▶ The task:
From the entries provided below, copy each line that contains the word "vreme".

▶ Provided entries:
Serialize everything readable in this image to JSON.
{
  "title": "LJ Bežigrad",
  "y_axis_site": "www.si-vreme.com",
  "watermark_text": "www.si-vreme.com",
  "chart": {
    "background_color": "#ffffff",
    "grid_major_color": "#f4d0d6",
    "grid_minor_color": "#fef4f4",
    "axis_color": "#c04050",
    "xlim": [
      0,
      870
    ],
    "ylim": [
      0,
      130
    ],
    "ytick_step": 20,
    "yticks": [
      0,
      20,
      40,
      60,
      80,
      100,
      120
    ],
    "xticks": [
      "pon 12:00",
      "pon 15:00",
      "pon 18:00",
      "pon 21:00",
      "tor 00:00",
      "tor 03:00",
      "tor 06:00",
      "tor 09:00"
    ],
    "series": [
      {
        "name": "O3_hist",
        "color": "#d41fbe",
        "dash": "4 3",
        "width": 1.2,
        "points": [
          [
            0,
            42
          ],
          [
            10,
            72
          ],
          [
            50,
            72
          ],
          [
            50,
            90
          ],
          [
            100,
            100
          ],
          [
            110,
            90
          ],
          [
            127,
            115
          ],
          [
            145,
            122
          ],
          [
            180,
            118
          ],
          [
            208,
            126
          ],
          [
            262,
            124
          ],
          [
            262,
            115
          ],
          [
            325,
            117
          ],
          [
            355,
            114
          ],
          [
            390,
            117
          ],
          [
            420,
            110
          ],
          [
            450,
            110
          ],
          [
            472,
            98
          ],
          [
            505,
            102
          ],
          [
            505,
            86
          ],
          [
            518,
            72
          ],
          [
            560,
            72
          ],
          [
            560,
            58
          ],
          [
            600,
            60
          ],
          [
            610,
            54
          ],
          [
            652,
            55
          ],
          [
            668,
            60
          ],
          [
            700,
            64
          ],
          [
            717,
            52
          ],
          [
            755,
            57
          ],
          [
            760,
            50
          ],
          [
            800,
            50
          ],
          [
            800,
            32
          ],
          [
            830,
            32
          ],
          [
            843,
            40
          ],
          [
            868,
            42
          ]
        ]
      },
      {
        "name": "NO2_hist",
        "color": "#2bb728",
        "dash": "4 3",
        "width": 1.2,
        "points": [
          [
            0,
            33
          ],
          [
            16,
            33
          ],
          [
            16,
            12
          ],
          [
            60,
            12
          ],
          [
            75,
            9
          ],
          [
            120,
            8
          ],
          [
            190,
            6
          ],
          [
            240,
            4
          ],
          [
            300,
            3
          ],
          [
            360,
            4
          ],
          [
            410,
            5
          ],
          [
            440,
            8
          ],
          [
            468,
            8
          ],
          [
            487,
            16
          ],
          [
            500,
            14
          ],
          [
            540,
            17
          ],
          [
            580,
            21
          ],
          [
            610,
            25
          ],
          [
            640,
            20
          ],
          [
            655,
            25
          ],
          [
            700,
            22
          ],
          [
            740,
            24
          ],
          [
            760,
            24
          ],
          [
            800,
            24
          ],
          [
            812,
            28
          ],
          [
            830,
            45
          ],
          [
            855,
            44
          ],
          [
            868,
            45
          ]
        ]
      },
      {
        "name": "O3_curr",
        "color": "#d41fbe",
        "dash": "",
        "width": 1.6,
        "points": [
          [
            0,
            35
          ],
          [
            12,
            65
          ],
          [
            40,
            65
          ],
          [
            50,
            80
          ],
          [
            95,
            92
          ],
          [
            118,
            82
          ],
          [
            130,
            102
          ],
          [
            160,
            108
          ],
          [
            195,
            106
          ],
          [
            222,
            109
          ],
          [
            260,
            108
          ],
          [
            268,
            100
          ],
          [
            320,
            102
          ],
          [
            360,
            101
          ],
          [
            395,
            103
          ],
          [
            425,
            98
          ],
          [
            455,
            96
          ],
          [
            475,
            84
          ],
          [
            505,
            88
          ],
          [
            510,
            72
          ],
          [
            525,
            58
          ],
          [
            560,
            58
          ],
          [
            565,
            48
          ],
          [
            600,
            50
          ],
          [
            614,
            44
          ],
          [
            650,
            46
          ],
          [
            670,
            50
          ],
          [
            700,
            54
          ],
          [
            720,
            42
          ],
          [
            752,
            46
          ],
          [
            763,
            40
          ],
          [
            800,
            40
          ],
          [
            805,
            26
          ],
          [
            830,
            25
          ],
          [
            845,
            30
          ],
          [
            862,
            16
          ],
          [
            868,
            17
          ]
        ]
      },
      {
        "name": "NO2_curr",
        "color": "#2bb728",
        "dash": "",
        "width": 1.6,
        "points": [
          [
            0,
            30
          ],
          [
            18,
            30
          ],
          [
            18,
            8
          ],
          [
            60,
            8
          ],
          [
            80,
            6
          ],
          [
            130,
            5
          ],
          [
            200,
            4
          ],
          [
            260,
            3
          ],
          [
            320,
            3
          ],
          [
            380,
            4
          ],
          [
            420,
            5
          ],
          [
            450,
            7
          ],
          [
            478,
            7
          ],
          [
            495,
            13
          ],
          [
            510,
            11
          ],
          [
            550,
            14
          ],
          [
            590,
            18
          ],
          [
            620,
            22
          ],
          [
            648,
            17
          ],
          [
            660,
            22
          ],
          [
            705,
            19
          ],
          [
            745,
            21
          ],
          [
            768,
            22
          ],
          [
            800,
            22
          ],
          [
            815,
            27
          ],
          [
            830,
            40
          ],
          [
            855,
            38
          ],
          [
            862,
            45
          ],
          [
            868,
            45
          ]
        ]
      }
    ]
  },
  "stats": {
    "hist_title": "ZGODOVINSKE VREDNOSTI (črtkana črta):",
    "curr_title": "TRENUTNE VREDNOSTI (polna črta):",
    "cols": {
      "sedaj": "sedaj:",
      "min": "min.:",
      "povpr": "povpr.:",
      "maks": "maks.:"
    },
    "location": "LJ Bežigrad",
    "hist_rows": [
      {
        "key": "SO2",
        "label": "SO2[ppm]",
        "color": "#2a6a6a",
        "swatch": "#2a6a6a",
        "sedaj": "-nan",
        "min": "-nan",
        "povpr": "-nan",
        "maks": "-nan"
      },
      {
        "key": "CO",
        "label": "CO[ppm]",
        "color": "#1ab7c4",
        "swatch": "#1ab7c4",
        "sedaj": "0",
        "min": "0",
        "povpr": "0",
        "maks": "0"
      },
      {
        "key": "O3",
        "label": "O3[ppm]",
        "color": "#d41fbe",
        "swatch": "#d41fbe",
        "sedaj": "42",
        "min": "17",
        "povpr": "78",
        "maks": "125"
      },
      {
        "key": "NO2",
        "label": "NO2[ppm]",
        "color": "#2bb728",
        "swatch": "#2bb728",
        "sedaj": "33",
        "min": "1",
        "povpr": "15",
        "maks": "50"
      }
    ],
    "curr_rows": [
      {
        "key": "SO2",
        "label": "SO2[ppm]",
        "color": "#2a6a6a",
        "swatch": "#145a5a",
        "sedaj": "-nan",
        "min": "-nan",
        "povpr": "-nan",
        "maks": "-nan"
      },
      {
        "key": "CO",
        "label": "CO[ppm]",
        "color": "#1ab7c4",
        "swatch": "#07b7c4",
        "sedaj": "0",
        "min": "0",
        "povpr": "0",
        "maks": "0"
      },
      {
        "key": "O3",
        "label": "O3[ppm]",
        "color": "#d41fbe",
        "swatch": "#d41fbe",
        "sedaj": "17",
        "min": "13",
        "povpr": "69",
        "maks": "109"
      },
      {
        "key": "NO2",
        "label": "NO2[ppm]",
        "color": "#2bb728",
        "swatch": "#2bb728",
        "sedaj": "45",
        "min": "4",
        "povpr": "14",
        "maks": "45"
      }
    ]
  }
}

▶ Exercise response:
  "y_axis_site": "www.si-vreme.com",
  "watermark_text": "www.si-vreme.com",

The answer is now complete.